PROBLEM: Transcribe every line of the records verbatim.
── DATA FOR THIS TASK
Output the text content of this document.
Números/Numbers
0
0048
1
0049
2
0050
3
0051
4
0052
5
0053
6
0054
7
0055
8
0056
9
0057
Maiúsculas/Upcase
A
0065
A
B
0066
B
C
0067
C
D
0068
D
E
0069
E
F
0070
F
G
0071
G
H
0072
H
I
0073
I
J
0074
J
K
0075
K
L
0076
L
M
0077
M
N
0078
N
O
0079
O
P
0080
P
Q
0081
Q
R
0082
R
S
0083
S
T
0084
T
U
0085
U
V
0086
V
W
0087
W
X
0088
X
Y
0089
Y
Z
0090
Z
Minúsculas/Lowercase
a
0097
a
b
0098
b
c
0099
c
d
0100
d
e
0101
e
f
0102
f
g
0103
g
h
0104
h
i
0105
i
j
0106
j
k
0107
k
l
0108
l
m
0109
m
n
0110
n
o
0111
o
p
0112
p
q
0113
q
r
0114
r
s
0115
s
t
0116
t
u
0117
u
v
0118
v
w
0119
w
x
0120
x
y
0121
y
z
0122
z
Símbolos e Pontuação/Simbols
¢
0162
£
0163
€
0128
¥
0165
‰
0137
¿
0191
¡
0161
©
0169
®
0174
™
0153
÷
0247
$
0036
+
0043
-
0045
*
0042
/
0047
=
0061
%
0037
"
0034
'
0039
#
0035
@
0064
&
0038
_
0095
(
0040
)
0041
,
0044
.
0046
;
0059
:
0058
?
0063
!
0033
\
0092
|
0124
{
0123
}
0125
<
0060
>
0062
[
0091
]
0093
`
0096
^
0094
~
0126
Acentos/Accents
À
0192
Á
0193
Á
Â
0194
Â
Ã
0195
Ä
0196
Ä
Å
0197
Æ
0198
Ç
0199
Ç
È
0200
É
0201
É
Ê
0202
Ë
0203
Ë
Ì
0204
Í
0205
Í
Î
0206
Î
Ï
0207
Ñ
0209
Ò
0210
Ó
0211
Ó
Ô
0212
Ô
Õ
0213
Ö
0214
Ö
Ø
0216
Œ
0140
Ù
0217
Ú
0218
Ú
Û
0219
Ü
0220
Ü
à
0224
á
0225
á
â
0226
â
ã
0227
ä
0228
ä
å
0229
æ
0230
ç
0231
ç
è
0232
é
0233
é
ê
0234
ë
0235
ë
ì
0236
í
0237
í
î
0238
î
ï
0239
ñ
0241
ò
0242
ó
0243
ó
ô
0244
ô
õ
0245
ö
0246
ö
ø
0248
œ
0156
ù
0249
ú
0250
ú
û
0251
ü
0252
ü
────
WRITTEN SOLUTION:
Output the text content of this document.
Números/Numbers
0
0048
1
0049
2
0050
3
0051
4
0052
5
0053
6
0054
7
0055
8
0056
9
0057
Maiúsculas/Upcase
A
0065
A
B
0066
B
C
0067
C
D
0068
D
E
0069
E
F
0070
F
G
0071
G
H
0072
H
I
0073
I
J
0074
J
K
0075
K
L
0076
L
M
0077
M
N
0078
N
O
0079
O
P
0080
P
Q
0081
Q
R
0082
R
S
0083
S
T
0084
T
U
0085
U
V
0086
V
W
0087
W
X
0088
X
Y
0089
Y
Z
0090
Z
Minúsculas/Lowercase
a
0097
a
b
0098
b
c
0099
c
d
0100
d
e
0101
e
f
0102
f
g
0103
g
h
0104
h
i
0105
i
j
0106
j
k
0107
k
l
0108
l
m
0109
m
n
0110
n
o
0111
o
p
0112
p
q
0113
q
r
0114
r
s
0115
s
t
0116
t
u
0117
u
v
0118
v
w
0119
w
x
0120
x
y
0121
y
z
0122
z
Símbolos e Pontuação/Simbols
¢
0162
£
0163
€
0128
¥
0165
‰
0137
¿
0191
¡
0161
©
0169
®
0174
™
0153
÷
0247
$
0036
+
0043
-
0045
*
0042
/
0047
=
0061
%
0037
"
0034
'
0039
#
0035
@
0064
&
0038
_
0095
(
0040
)
0041
,
0044
.
0046
;
0059
:
0058
?
0063
!
0033
\
0092
|
0124
{
0123
}
0125
<
0060
>
0062
[
0091
]
0093
`
0096
^
0094
~
0126
Acentos/Accents
À
0192
Á
0193
Á
Â
0194
Â
Ã
0195
Ä
0196
Ä
Å
0197
Æ
0198
Ç
0199
Ç
È
0200
É
0201
É
Ê
0202
Ë
0203
Ë
Ì
0204
Í
0205
Í
Î
0206
Î
Ï
0207
Ñ
0209
Ò
0210
Ó
0211
Ó
Ô
0212
Ô
Õ
0213
Ö
0214
Ö
Ø
0216
Œ
0140
Ù
0217
Ú
0218
Ú
Û
0219
Ü
0220
Ü
à
0224
á
0225
á
â
0226
â
ã
0227
ä
0228
ä
å
0229
æ
0230
ç
0231
ç
è
0232
é
0233
é
ê
0234
ë
0235
ë
ì
0236
í
0237
í
î
0238
î
ï
0239
ñ
0241
ò
0242
ó
0243
ó
ô
0244
ô
õ
0245
ö
0246
ö
ø
0248
œ
0156
ù
0249
ú
0250
ú
û
0251
ü
0252
ü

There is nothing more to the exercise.